EXERCISE PROMPT — Filter this data down to the lines that hold "maturity", and copy them.
** start RECORDS PROVIDED **
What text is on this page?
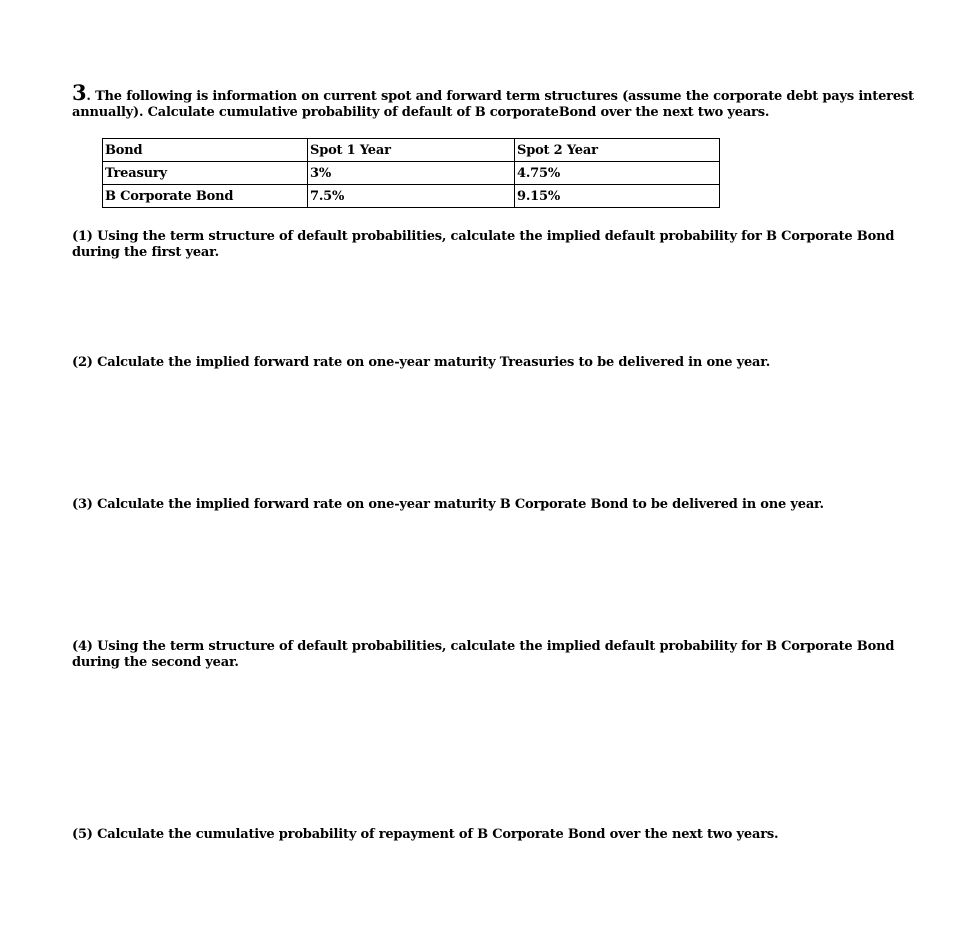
3. The following is information on current spot and forward term structures (assume the corporate debt pays interest annually). Calculate cumulative probability of default of B corporateBond over the next two years.
Bond	Spot 1 Year	Spot 2 Year
Treasury	3%	4.75%
B Corporate Bond	7.5%	9.15%
(1) Using the term structure of default probabilities, calculate the implied default probability for B Corporate Bond during the first year.
(2) Calculate the implied forward rate on one-year maturity Treasuries to be delivered in one year.
(3) Calculate the implied forward rate on one-year maturity B Corporate Bond to be delivered in one year.
(4) Using the term structure of default probabilities, calculate the implied default probability for B Corporate Bond during the second year.
(5) Calculate the cumulative probability of repayment of B Corporate Bond over the next two years.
** end RECORDS PROVIDED **
FINAL ANSWER —
(2) Calculate the implied forward rate on one-year maturity Treasuries to be delivered in one year.
(3) Calculate the implied forward rate on one-year maturity B Corporate Bond to be delivered in one year.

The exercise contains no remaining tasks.